EXERCISE — Select all lines with the string "célú" in them, and copy those lines.

(Excerpt from a dataset)
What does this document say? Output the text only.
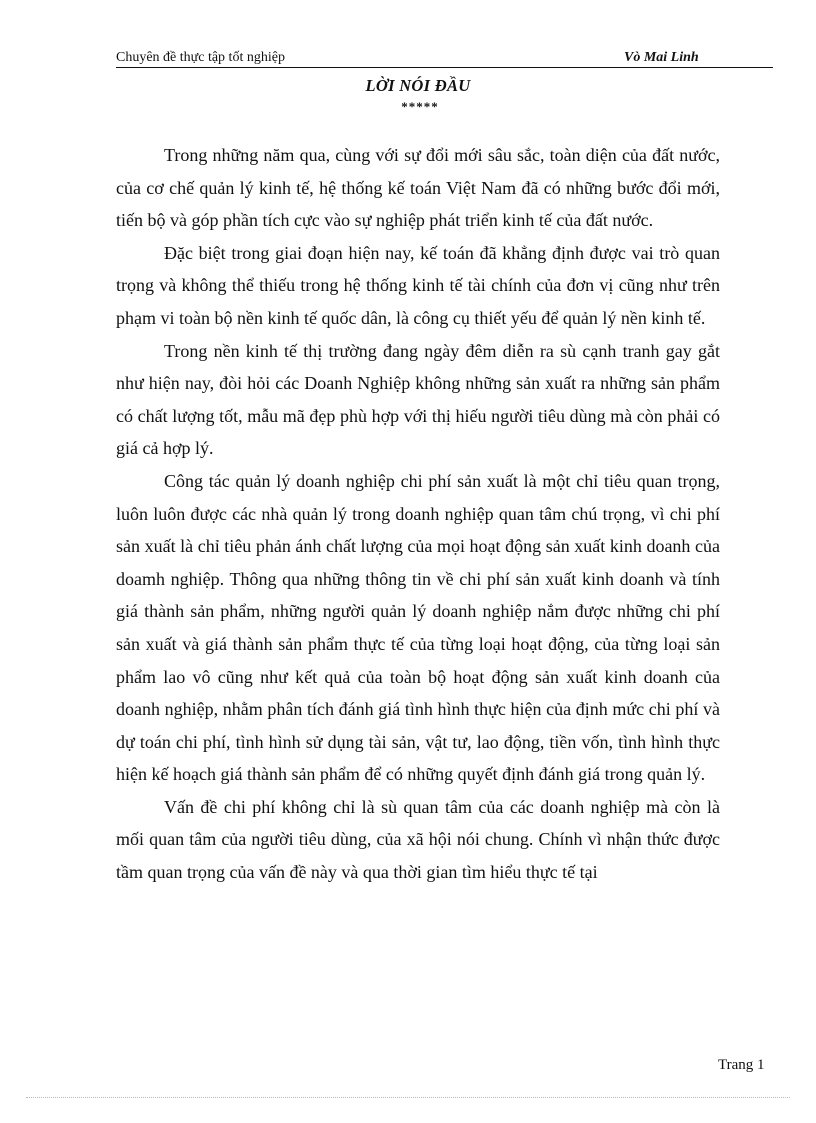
Chuyên đề thực tập tốt nghiệp	Vò Mai Linh
LỜI NÓI ĐẦU
*****

Trong những năm qua, cùng với sự đổi mới sâu sắc, toàn diện của đất nước, của cơ chế quản lý kinh tế, hệ thống kế toán Việt Nam đã có những bước đổi mới, tiến bộ và góp phần tích cực vào sự nghiệp phát triển kinh tế của đất nước.

Đặc biệt trong giai đoạn hiện nay, kế toán đã khẳng định được vai trò quan trọng và không thể thiếu trong hệ thống kinh tế tài chính của đơn vị cũng như trên phạm vi toàn bộ nền kinh tế quốc dân, là công cụ thiết yếu để quản lý nền kinh tế.

Trong nền kinh tế thị trường đang ngày đêm diễn ra sù cạnh tranh gay gắt như hiện nay, đòi hỏi các Doanh Nghiệp không những sản xuất ra những sản phẩm có chất lượng tốt, mẫu mã đẹp phù hợp với thị hiếu người tiêu dùng mà còn phải có giá cả hợp lý.

Công tác quản lý doanh nghiệp chi phí sản xuất là một chỉ tiêu quan trọng, luôn luôn được các nhà quản lý trong doanh nghiệp quan tâm chú trọng, vì chi phí sản xuất là chỉ tiêu phản ánh chất lượng của mọi hoạt động sản xuất kinh doanh của doamh nghiệp. Thông qua những thông tin về chi phí sản xuất kinh doanh và tính giá thành sản phẩm, những người quản lý doanh nghiệp nắm được những chi phí sản xuất và giá thành sản phẩm thực tế của từng loại hoạt động, của từng loại sản phẩm lao vô cũng như kết quả của toàn bộ hoạt động sản xuất kinh doanh của doanh nghiệp, nhằm phân tích đánh giá tình hình thực hiện của định mức chi phí và dự toán chi phí, tình hình sử dụng tài sản, vật tư, lao động, tiền vốn, tình hình thực hiện kế hoạch giá thành sản phẩm để có những quyết định đánh giá trong quản lý.

Vấn đề chi phí không chỉ là sù quan tâm của các doanh nghiệp mà còn là mối quan tâm của người tiêu dùng, của xã hội nói chung. Chính vì nhận thức được tầm quan trọng của vấn đề này và qua thời gian tìm hiểu thực tế tại

Trang 1
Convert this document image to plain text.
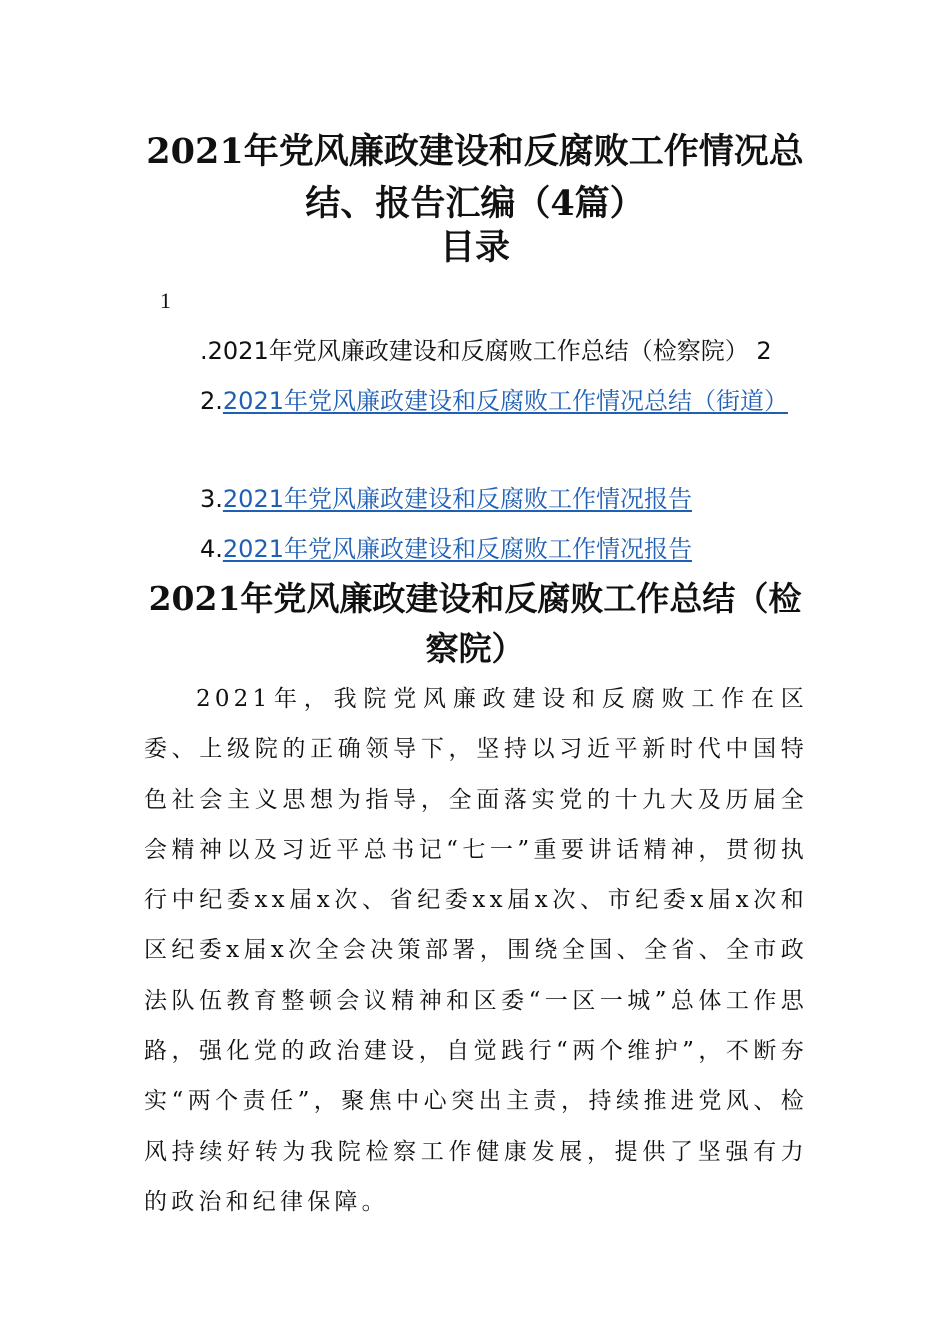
2021年党风廉政建设和反腐败工作情况总结、报告汇编（4篇）
目录
1
.2021年党风廉政建设和反腐败工作总结（检察院） 2
2.2021年党风廉政建设和反腐败工作情况总结（街道）
3.2021年党风廉政建设和反腐败工作情况报告
4.2021年党风廉政建设和反腐败工作情况报告
2021年党风廉政建设和反腐败工作总结（检察院）
2021年，我院党风廉政建设和反腐败工作在区委、上级院的正确领导下，坚持以习近平新时代中国特色社会主义思想为指导，全面落实党的十九大及历届全会精神以及习近平总书记“七一”重要讲话精神，贯彻执行中纪委xx届x次、省纪委xx届x次、市纪委x届x次和区纪委x届x次全会决策部署，围绕全国、全省、全市政法队伍教育整顿会议精神和区委“一区一城”总体工作思路，强化党的政治建设，自觉践行“两个维护”，不断夯实“两个责任”，聚焦中心突出主责，持续推进党风、检风持续好转为我院检察工作健康发展，提供了坚强有力的政治和纪律保障。
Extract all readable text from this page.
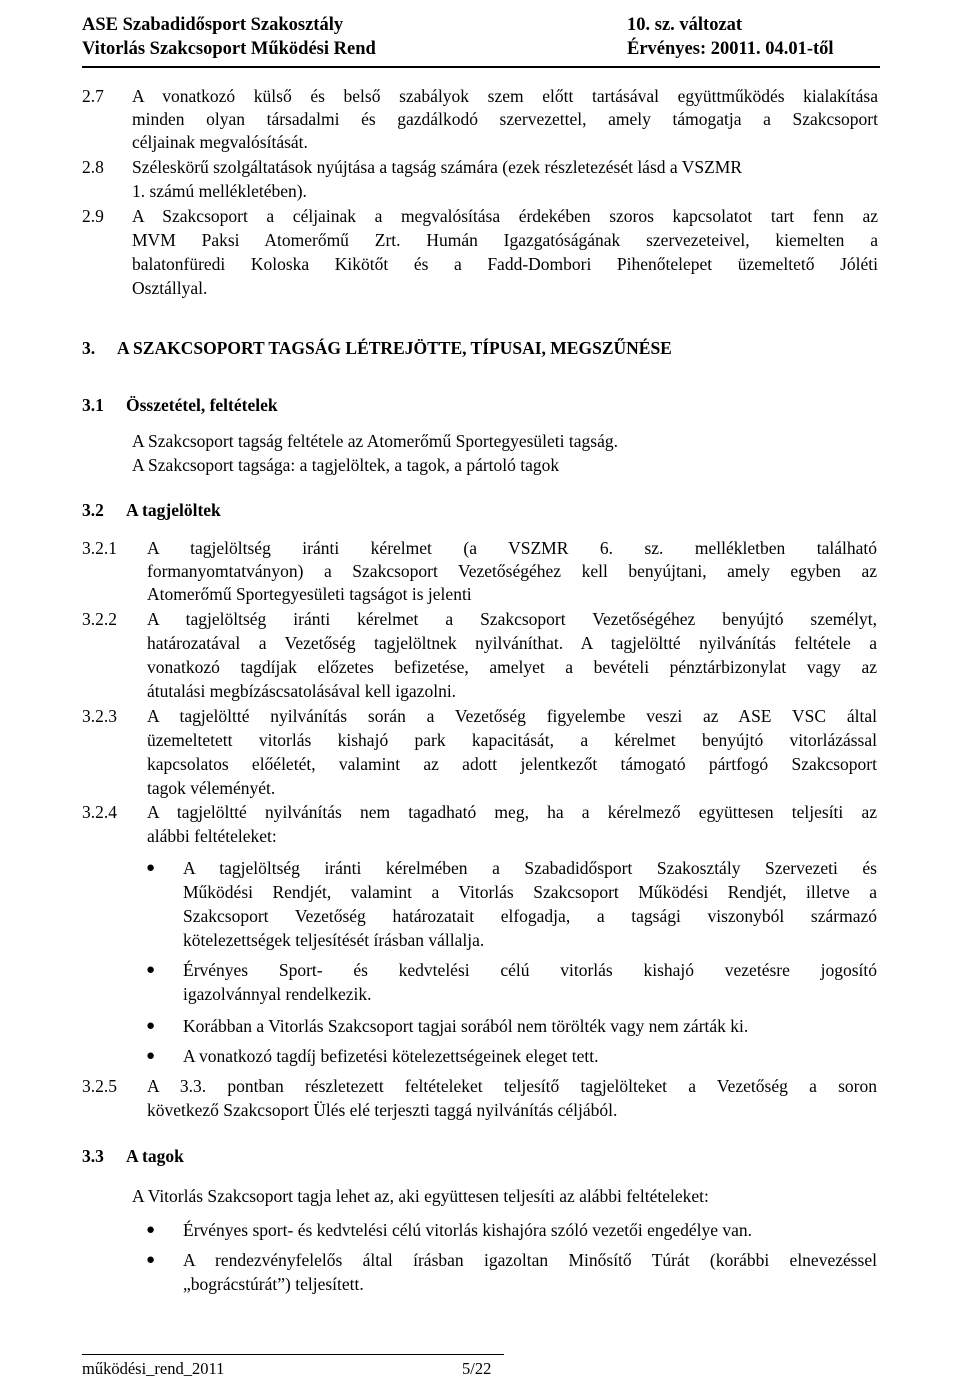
ASE Szabadidősport Szakosztály	10. sz. változat
Vitorlás Szakcsoport Működési Rend	Érvényes: 20011. 04.01-től
2.7 A vonatkozó külső és belső szabályok szem előtt tartásával együttműködés kialakítása
minden olyan társadalmi és gazdálkodó szervezettel, amely támogatja a Szakcsoport
céljainak megvalósítását.
2.8 Széleskörű szolgáltatások nyújtása a tagság számára (ezek részletezését lásd a VSZMR
1. számú mellékletében).
2.9 A Szakcsoport a céljainak a megvalósítása érdekében szoros kapcsolatot tart fenn az
MVM Paksi Atomerőmű Zrt. Humán Igazgatóságának szervezeteivel, kiemelten a
balatonfüredi Koloska Kikötőt és a Fadd-Dombori Pihenőtelepet üzemeltető Jóléti
Osztállyal.
3. A SZAKCSOPORT TAGSÁG LÉTREJÖTTE, TÍPUSAI, MEGSZŰNÉSE
3.1 Összetétel, feltételek
A Szakcsoport tagság feltétele az Atomerőmű Sportegyesületi tagság.
A Szakcsoport tagsága: a tagjelöltek, a tagok, a pártoló tagok
3.2 A tagjelöltek
3.2.1 A tagjelöltség iránti kérelmet (a VSZMR 6. sz. mellékletben található
formanyomtatványon) a Szakcsoport Vezetőségéhez kell benyújtani, amely egyben az
Atomerőmű Sportegyesületi tagságot is jelenti
3.2.2 A tagjelöltség iránti kérelmet a Szakcsoport Vezetőségéhez benyújtó személyt,
határozatával a Vezetőség tagjelöltnek nyilváníthat. A tagjelöltté nyilvánítás feltétele a
vonatkozó tagdíjak előzetes befizetése, amelyet a bevételi pénztárbizonylat vagy az
átutalási megbízáscsatolásával kell igazolni.
3.2.3 A tagjelöltté nyilvánítás során a Vezetőség figyelembe veszi az ASE VSC által
üzemeltetett vitorlás kishajó park kapacitását, a kérelmet benyújtó vitorlázással
kapcsolatos előéletét, valamint az adott jelentkezőt támogató pártfogó Szakcsoport
tagok véleményét.
3.2.4 A tagjelöltté nyilvánítás nem tagadható meg, ha a kérelmező együttesen teljesíti az
alábbi feltételeket:
● A tagjelöltség iránti kérelmében a Szabadidősport Szakosztály Szervezeti és
Működési Rendjét, valamint a Vitorlás Szakcsoport Működési Rendjét, illetve a
Szakcsoport Vezetőség határozatait elfogadja, a tagsági viszonyból származó
kötelezettségek teljesítését írásban vállalja.
● Érvényes Sport- és kedvtelési célú vitorlás kishajó vezetésre jogosító
igazolvánnyal rendelkezik.
● Korábban a Vitorlás Szakcsoport tagjai sorából nem törölték vagy nem zárták ki.
● A vonatkozó tagdíj befizetési kötelezettségeinek eleget tett.
3.2.5 A 3.3. pontban részletezett feltételeket teljesítő tagjelölteket a Vezetőség a soron
következő Szakcsoport Ülés elé terjeszti taggá nyilvánítás céljából.
3.3 A tagok
A Vitorlás Szakcsoport tagja lehet az, aki együttesen teljesíti az alábbi feltételeket:
● Érvényes sport- és kedvtelési célú vitorlás kishajóra szóló vezetői engedélye van.
● A rendezvényfelelős által írásban igazoltan Minősítő Túrát (korábbi elnevezéssel
„bográcstúrát”) teljesített.
működési_rend_2011	5/22
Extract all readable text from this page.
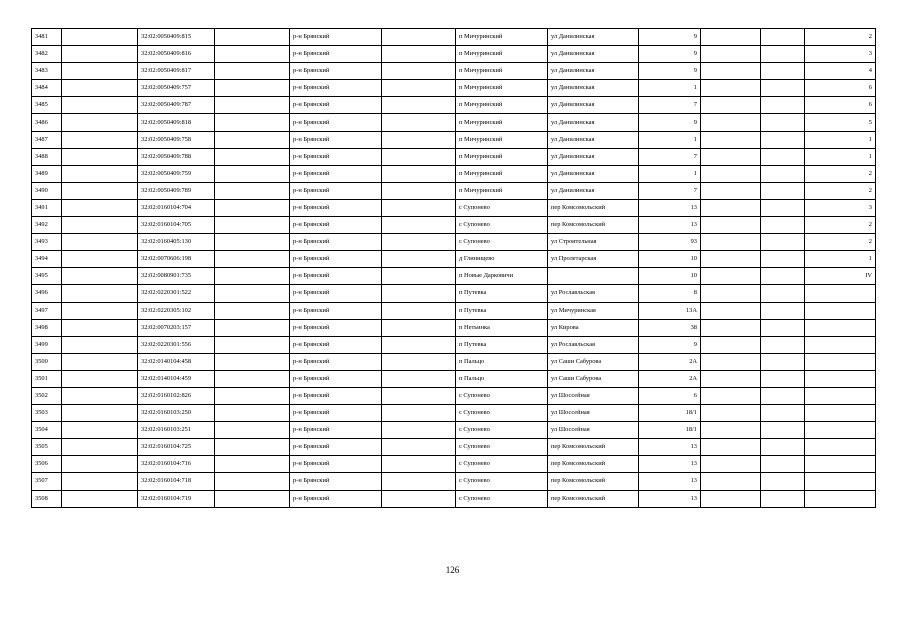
3481		32:02:0050409:815		р-н Брянский		п Мичуринский	ул Данилинская	9			2
3482		32:02:0050409:816		р-н Брянский		п Мичуринский	ул Данилинская	9			3
3483		32:02:0050409:817		р-н Брянский		п Мичуринский	ул Данилинская	9			4
3484		32:02:0050409:757		р-н Брянский		п Мичуринский	ул Данилинская	1			6
3485		32:02:0050409:787		р-н Брянский		п Мичуринский	ул Данилинская	7			6
3486		32:02:0050409:818		р-н Брянский		п Мичуринский	ул Данилинская	9			5
3487		32:02:0050409:758		р-н Брянский		п Мичуринский	ул Данилинская	1			1
3488		32:02:0050409:788		р-н Брянский		п Мичуринский	ул Данилинская	7			1
3489		32:02:0050409:759		р-н Брянский		п Мичуринский	ул Данилинская	1			2
3490		32:02:0050409:789		р-н Брянский		п Мичуринский	ул Данилинская	7			2
3491		32:02:0160104:704		р-н Брянский		с Супонево	пер Комсомольский	13			3
3492		32:02:0160104:705		р-н Брянский		с Супонево	пер Комсомольский	13			2
3493		32:02:0160405:130		р-н Брянский		с Супонево	ул Строительная	93			2
3494		32:02:0070606:198		р-н Брянский		д Глинищево	ул Пролетарская	10			1
3495		32:02:0080901:735		р-н Брянский		п Новые Дарковичи		10			IV
3496		32:02:0220301:522		р-н Брянский		п Путевка	ул Рославльская	8			
3497		32:02:0220305:102		р-н Брянский		п Путевка	ул Мичуринская	13А			
3498		32:02:0070203:157		р-н Брянский		п Нетьинка	ул Кирова	38			
3499		32:02:0220301:556		р-н Брянский		п Путевка	ул Рославльская	9			
3500		32:02:0140104:458		р-н Брянский		п Пальцо	ул Саши Сабурова	2А			
3501		32:02:0140104:459		р-н Брянский		п Пальцо	ул Саши Сабурова	2А			
3502		32:02:0160102:826		р-н Брянский		с Супонево	ул Шоссейная	6			
3503		32:02:0160103:250		р-н Брянский		с Супонево	ул Шоссейная	18/1			
3504		32:02:0160103:251		р-н Брянский		с Супонево	ул Шоссейная	18/1			
3505		32:02:0160104:725		р-н Брянский		с Супонево	пер Комсомольский	13			
3506		32:02:0160104:716		р-н Брянский		с Супонево	пер Комсомольский	13			
3507		32:02:0160104:718		р-н Брянский		с Супонево	пер Комсомольский	13			
3508		32:02:0160104:719		р-н Брянский		с Супонево	пер Комсомольский	13			
126
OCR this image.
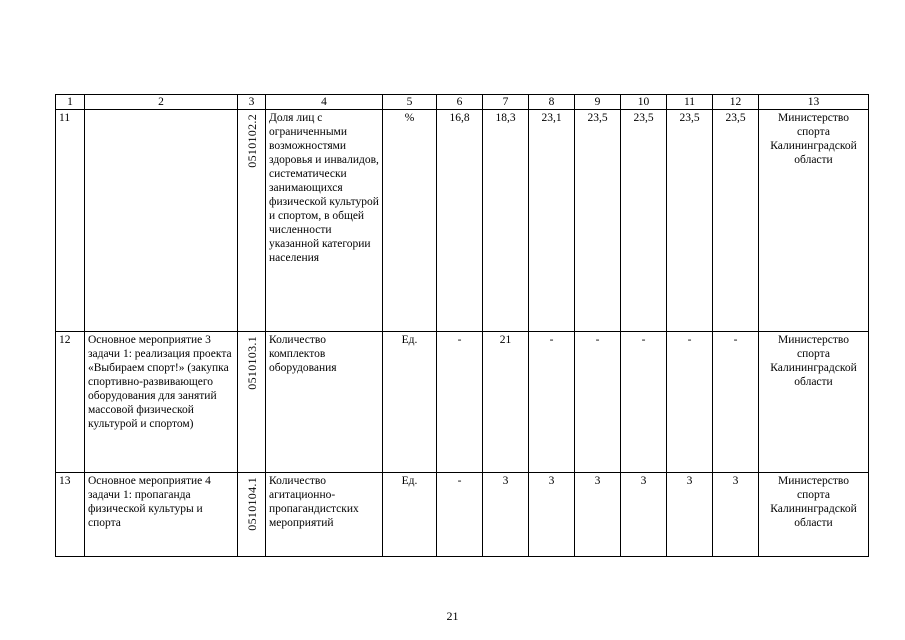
1	2	3	4	5	6	7	8	9	10	11	12	13
11		0510102.2	Доля лиц с ограниченными возможностями здоровья и инвалидов, систематически занимающихся физической культурой и спортом, в общей численности указанной категории населения	%	16,8	18,3	23,1	23,5	23,5	23,5	23,5	Министерство спорта Калининградской области
12	Основное мероприятие 3 задачи 1: реализация проекта «Выбираем спорт!» (закупка спортивно-развивающего оборудования для занятий массовой физической культурой и спортом)	0510103.1	Количество комплектов оборудования	Ед.	-	21	-	-	-	-	-	Министерство спорта Калининградской области
13	Основное мероприятие 4 задачи 1: пропаганда физической культуры и спорта	0510104.1	Количество агитационно-пропагандистских мероприятий	Ед.	-	3	3	3	3	3	3	Министерство спорта Калининградской области
21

SOLUTION —
● Érvényes Sport- és kedvtelési célú vitorlás kishajó vezetésre jogosító
● Érvényes sport- és kedvtelési célú vitorlás kishajóra szóló vezetői engedélye van.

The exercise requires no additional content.